====== Records for the task ======

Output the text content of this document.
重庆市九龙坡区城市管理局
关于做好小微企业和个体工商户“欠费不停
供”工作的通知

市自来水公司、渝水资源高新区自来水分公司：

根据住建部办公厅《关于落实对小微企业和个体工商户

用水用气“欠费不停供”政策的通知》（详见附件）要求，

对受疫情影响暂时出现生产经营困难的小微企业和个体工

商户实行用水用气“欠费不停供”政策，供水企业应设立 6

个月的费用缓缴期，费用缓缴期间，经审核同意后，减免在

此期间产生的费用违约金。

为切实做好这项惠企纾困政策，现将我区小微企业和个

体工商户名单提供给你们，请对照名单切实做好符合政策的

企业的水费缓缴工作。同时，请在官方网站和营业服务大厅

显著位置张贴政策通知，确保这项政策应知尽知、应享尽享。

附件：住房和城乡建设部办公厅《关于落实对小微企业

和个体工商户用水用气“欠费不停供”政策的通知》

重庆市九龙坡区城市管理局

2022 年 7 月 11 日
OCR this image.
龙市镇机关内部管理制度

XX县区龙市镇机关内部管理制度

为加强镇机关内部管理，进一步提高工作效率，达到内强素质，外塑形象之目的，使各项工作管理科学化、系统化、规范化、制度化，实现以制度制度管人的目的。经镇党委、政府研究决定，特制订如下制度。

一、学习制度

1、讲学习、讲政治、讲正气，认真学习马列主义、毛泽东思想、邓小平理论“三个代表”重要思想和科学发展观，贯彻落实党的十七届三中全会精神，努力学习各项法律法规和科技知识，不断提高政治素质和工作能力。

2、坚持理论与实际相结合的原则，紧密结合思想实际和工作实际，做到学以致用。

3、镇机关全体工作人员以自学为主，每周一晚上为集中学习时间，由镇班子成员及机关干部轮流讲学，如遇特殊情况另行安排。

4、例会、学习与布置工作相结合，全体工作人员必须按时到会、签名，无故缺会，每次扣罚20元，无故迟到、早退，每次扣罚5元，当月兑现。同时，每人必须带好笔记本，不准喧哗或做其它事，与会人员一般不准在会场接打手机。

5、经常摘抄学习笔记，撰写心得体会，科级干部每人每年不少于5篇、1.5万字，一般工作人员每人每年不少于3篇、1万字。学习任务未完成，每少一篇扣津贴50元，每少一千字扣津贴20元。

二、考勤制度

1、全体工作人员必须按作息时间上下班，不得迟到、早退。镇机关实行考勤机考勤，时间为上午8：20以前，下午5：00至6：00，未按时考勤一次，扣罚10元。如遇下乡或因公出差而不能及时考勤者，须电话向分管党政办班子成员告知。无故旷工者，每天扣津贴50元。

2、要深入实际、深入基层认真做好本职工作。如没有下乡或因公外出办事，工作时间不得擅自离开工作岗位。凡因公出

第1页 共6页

======

From the listing above, extract every line exactly as it stands.

Output the text content of this document.
重庆市九龙坡区城市管理局
关于做好小微企业和个体工商户“欠费不停
供”工作的通知

市自来水公司、渝水资源高新区自来水分公司：

根据住建部办公厅《关于落实对小微企业和个体工商户

用水用气“欠费不停供”政策的通知》（详见附件）要求，

对受疫情影响暂时出现生产经营困难的小微企业和个体工

商户实行用水用气“欠费不停供”政策，供水企业应设立 6

个月的费用缓缴期，费用缓缴期间，经审核同意后，减免在

此期间产生的费用违约金。

为切实做好这项惠企纾困政策，现将我区小微企业和个

体工商户名单提供给你们，请对照名单切实做好符合政策的

企业的水费缓缴工作。同时，请在官方网站和营业服务大厅

显著位置张贴政策通知，确保这项政策应知尽知、应享尽享。

附件：住房和城乡建设部办公厅《关于落实对小微企业

和个体工商户用水用气“欠费不停供”政策的通知》

重庆市九龙坡区城市管理局

2022 年 7 月 11 日
OCR this image.
龙市镇机关内部管理制度

XX县区龙市镇机关内部管理制度

为加强镇机关内部管理，进一步提高工作效率，达到内强素质，外塑形象之目的，使各项工作管理科学化、系统化、规范化、制度化，实现以制度制度管人的目的。经镇党委、政府研究决定，特制订如下制度。

一、学习制度

1、讲学习、讲政治、讲正气，认真学习马列主义、毛泽东思想、邓小平理论“三个代表”重要思想和科学发展观，贯彻落实党的十七届三中全会精神，努力学习各项法律法规和科技知识，不断提高政治素质和工作能力。

2、坚持理论与实际相结合的原则，紧密结合思想实际和工作实际，做到学以致用。

3、镇机关全体工作人员以自学为主，每周一晚上为集中学习时间，由镇班子成员及机关干部轮流讲学，如遇特殊情况另行安排。

4、例会、学习与布置工作相结合，全体工作人员必须按时到会、签名，无故缺会，每次扣罚20元，无故迟到、早退，每次扣罚5元，当月兑现。同时，每人必须带好笔记本，不准喧哗或做其它事，与会人员一般不准在会场接打手机。

5、经常摘抄学习笔记，撰写心得体会，科级干部每人每年不少于5篇、1.5万字，一般工作人员每人每年不少于3篇、1万字。学习任务未完成，每少一篇扣津贴50元，每少一千字扣津贴20元。

二、考勤制度

1、全体工作人员必须按作息时间上下班，不得迟到、早退。镇机关实行考勤机考勤，时间为上午8：20以前，下午5：00至6：00，未按时考勤一次，扣罚10元。如遇下乡或因公出差而不能及时考勤者，须电话向分管党政办班子成员告知。无故旷工者，每天扣津贴50元。

2、要深入实际、深入基层认真做好本职工作。如没有下乡或因公外出办事，工作时间不得擅自离开工作岗位。凡因公出

第1页 共6页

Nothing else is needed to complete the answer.